Extracted data entries
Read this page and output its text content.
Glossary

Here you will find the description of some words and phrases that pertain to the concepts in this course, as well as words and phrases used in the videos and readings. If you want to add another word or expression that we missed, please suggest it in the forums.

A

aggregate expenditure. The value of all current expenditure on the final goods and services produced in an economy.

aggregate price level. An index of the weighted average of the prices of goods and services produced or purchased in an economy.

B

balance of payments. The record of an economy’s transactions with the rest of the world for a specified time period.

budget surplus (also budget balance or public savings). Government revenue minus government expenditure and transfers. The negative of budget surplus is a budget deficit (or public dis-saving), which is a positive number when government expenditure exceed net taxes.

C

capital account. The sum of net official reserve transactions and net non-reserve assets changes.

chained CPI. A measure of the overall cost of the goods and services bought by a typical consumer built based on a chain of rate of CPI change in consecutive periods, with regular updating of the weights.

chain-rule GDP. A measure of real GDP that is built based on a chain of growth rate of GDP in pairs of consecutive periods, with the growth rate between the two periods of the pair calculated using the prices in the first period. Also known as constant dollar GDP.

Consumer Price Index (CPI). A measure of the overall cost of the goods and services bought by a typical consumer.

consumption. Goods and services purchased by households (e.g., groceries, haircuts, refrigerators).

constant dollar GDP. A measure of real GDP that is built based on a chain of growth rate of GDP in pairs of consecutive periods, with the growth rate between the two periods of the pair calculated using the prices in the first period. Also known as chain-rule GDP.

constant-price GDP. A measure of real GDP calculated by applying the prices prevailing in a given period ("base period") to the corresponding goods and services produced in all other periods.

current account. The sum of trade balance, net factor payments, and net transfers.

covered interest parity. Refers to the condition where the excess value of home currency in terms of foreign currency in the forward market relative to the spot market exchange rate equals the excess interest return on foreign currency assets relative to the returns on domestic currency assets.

What is expected -
Transcribe all lines as written.

Completed task -
Read this page and output its text content.
Glossary

Here you will find the description of some words and phrases that pertain to the concepts in this course, as well as words and phrases used in the videos and readings. If you want to add another word or expression that we missed, please suggest it in the forums.

A

aggregate expenditure. The value of all current expenditure on the final goods and services produced in an economy.

aggregate price level. An index of the weighted average of the prices of goods and services produced or purchased in an economy.

B

balance of payments. The record of an economy’s transactions with the rest of the world for a specified time period.

budget surplus (also budget balance or public savings). Government revenue minus government expenditure and transfers. The negative of budget surplus is a budget deficit (or public dis-saving), which is a positive number when government expenditure exceed net taxes.

C

capital account. The sum of net official reserve transactions and net non-reserve assets changes.

chained CPI. A measure of the overall cost of the goods and services bought by a typical consumer built based on a chain of rate of CPI change in consecutive periods, with regular updating of the weights.

chain-rule GDP. A measure of real GDP that is built based on a chain of growth rate of GDP in pairs of consecutive periods, with the growth rate between the two periods of the pair calculated using the prices in the first period. Also known as constant dollar GDP.

Consumer Price Index (CPI). A measure of the overall cost of the goods and services bought by a typical consumer.

consumption. Goods and services purchased by households (e.g., groceries, haircuts, refrigerators).

constant dollar GDP. A measure of real GDP that is built based on a chain of growth rate of GDP in pairs of consecutive periods, with the growth rate between the two periods of the pair calculated using the prices in the first period. Also known as chain-rule GDP.

constant-price GDP. A measure of real GDP calculated by applying the prices prevailing in a given period ("base period") to the corresponding goods and services produced in all other periods.

current account. The sum of trade balance, net factor payments, and net transfers.

covered interest parity. Refers to the condition where the excess value of home currency in terms of foreign currency in the forward market relative to the spot market exchange rate equals the excess interest return on foreign currency assets relative to the returns on domestic currency assets.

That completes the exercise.